## Task to complete
For the entries that follow, state how many lines include the word "object", giving the number and nothing else.

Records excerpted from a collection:
* start *

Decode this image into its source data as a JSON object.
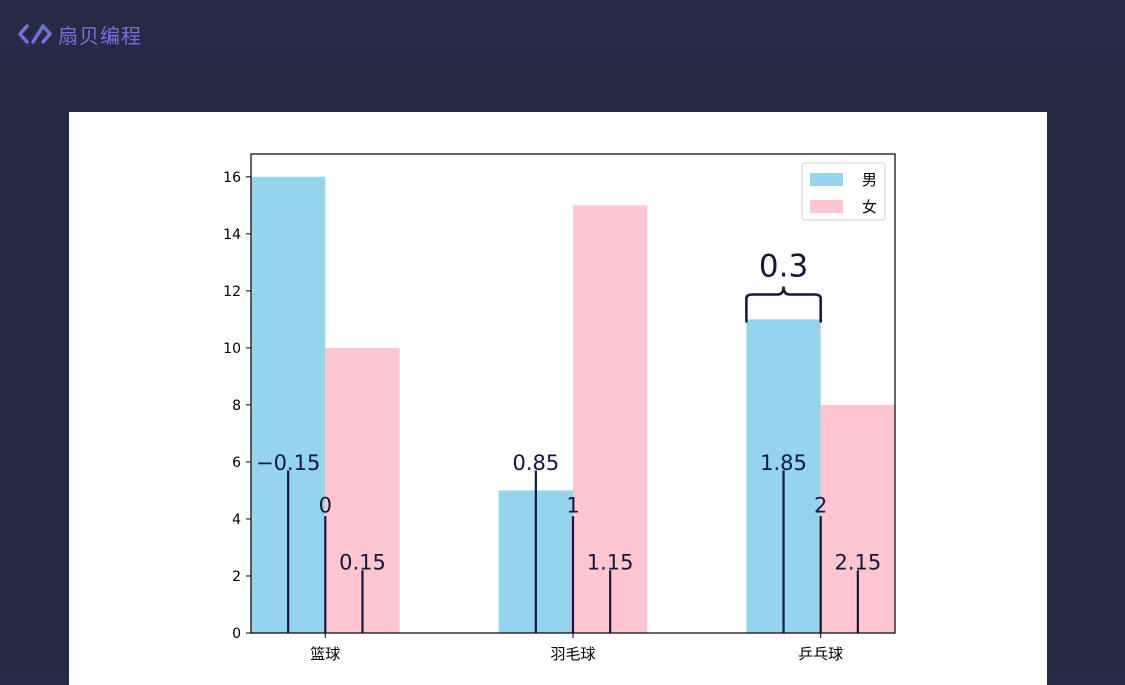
{
  "brand": {
    "name": "扇贝编程",
    "logo_icon": "code-brackets-icon"
  },
  "chart_data": {
    "type": "bar",
    "categories": [
      "篮球",
      "羽毛球",
      "乒乓球"
    ],
    "series": [
      {
        "name": "男",
        "values": [
          16,
          5,
          11
        ],
        "color": "#95d3ef"
      },
      {
        "name": "女",
        "values": [
          10,
          15,
          8
        ],
        "color": "#ffc6d1"
      }
    ],
    "ylim": [
      0,
      16.8
    ],
    "xlim": [
      -0.3,
      2.3
    ],
    "yticks": [
      0,
      2,
      4,
      6,
      8,
      10,
      12,
      14,
      16
    ],
    "legend": {
      "placement": "top-right"
    },
    "annotations": [
      {
        "text": "−0.15",
        "x": -0.15,
        "y": 6,
        "line_to": 5.7
      },
      {
        "text": "0",
        "x": 0,
        "y": 4.5,
        "line_to": 4.1
      },
      {
        "text": "0.15",
        "x": 0.15,
        "y": 2.5,
        "line_to": 2.2
      },
      {
        "text": "0.85",
        "x": 0.85,
        "y": 6,
        "line_to": 5.7
      },
      {
        "text": "1",
        "x": 1,
        "y": 4.5,
        "line_to": 4.1
      },
      {
        "text": "1.15",
        "x": 1.15,
        "y": 2.5,
        "line_to": 2.2
      },
      {
        "text": "1.85",
        "x": 1.85,
        "y": 6,
        "line_to": 5.7
      },
      {
        "text": "2",
        "x": 2,
        "y": 4.5,
        "line_to": 4.1
      },
      {
        "text": "2.15",
        "x": 2.15,
        "y": 2.5,
        "line_to": 2.2
      }
    ],
    "brace_annotation": {
      "text": "0.3",
      "x_from": 1.7,
      "x_to": 2.0,
      "y": 11.8
    }
  }
}
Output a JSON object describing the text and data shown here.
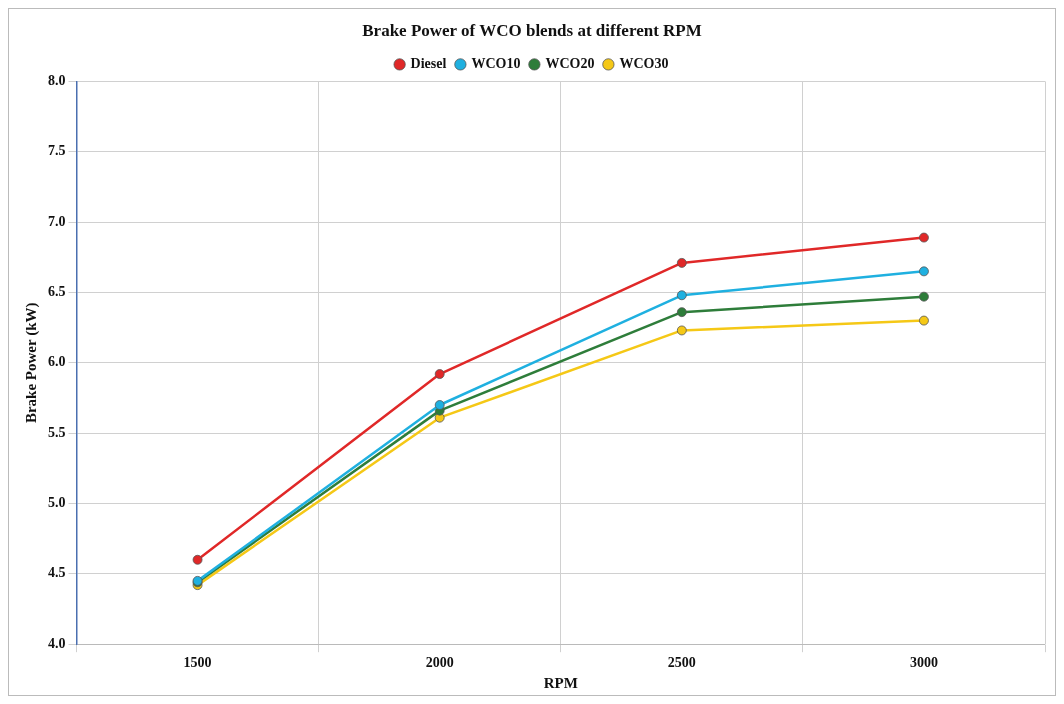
{
  "chart_data": {
    "type": "line",
    "title": "Brake Power of WCO blends at different RPM",
    "xlabel": "RPM",
    "ylabel": "Brake Power (kW)",
    "categories": [
      "1500",
      "2000",
      "2500",
      "3000"
    ],
    "series": [
      {
        "name": "Diesel",
        "color": "#e02828",
        "values": [
          4.6,
          5.92,
          6.71,
          6.89
        ]
      },
      {
        "name": "WCO10",
        "color": "#1fb0e0",
        "values": [
          4.45,
          5.7,
          6.48,
          6.65
        ]
      },
      {
        "name": "WCO20",
        "color": "#2e7d3a",
        "values": [
          4.44,
          5.66,
          6.36,
          6.47
        ]
      },
      {
        "name": "WCO30",
        "color": "#f5c816",
        "values": [
          4.42,
          5.61,
          6.23,
          6.3
        ]
      }
    ],
    "ylim": [
      4,
      8
    ],
    "yticks": [
      {
        "value": 4,
        "label": "4.0"
      },
      {
        "value": 4.5,
        "label": "4.5"
      },
      {
        "value": 5,
        "label": "5.0"
      },
      {
        "value": 5.5,
        "label": "5.5"
      },
      {
        "value": 6,
        "label": "6.0"
      },
      {
        "value": 6.5,
        "label": "6.5"
      },
      {
        "value": 7,
        "label": "7.0"
      },
      {
        "value": 7.5,
        "label": "7.5"
      },
      {
        "value": 8,
        "label": "8.0"
      }
    ],
    "grid": true,
    "legend": "top",
    "marker": "circle",
    "line_style": "solid"
  }
}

* end *

## Written answer
2